_CHALLENGE_: Find and copy lines holding "screenshot".
******************************
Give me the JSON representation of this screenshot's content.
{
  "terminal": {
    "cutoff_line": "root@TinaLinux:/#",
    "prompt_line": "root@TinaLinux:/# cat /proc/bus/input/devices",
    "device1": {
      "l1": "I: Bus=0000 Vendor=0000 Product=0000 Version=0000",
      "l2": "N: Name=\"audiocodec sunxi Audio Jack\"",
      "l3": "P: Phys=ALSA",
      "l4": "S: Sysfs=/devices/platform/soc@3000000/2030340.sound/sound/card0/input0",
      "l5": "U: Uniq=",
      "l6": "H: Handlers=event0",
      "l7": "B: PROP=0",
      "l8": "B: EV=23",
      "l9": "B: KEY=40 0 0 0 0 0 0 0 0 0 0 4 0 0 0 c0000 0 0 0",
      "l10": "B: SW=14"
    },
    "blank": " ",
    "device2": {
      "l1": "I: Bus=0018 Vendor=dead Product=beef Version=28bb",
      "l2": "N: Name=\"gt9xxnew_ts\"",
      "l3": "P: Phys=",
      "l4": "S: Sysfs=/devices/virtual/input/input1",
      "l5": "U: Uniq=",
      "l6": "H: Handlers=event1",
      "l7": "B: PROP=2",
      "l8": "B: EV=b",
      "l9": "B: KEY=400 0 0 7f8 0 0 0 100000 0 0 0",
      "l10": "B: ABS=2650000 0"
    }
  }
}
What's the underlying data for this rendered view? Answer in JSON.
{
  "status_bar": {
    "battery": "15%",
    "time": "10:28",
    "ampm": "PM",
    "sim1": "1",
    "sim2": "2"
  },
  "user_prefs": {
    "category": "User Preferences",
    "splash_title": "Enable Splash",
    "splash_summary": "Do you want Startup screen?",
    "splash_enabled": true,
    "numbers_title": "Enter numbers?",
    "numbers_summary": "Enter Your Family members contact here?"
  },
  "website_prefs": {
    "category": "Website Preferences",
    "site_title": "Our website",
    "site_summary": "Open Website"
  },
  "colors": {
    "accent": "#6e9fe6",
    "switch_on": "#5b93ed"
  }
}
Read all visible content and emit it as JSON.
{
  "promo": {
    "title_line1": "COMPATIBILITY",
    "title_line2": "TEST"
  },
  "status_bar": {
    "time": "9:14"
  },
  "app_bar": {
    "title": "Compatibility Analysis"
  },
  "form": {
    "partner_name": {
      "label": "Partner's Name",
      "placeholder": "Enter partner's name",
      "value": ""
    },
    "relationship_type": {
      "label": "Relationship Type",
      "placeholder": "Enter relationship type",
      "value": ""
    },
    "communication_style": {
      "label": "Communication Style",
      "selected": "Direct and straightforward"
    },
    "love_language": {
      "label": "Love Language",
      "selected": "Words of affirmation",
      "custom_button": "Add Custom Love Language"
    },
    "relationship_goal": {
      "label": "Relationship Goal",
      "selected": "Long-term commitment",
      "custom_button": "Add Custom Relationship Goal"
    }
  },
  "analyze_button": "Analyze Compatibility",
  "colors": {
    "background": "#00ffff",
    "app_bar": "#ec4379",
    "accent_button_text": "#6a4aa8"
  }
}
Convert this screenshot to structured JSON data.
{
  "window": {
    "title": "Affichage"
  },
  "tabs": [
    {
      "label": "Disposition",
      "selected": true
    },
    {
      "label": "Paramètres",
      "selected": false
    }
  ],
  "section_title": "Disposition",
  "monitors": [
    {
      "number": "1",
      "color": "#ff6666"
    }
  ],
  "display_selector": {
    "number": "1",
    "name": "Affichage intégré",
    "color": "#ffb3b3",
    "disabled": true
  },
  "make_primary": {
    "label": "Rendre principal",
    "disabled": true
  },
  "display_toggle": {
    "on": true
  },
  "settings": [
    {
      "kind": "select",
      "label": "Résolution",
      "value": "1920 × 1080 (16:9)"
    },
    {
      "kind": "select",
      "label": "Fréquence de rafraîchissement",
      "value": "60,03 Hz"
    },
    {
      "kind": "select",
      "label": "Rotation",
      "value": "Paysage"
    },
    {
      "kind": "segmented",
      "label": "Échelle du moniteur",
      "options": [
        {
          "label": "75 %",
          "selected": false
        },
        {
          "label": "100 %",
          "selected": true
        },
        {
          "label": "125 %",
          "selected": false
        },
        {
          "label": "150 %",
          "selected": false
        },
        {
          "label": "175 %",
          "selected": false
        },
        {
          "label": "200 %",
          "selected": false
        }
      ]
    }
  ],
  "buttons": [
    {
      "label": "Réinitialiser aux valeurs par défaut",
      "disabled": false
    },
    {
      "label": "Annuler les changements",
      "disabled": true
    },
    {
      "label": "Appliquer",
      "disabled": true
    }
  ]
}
******************************
_EXERCISE SOLUTION_:
Give me the JSON representation of this screenshot's content.
Convert this screenshot to structured JSON data.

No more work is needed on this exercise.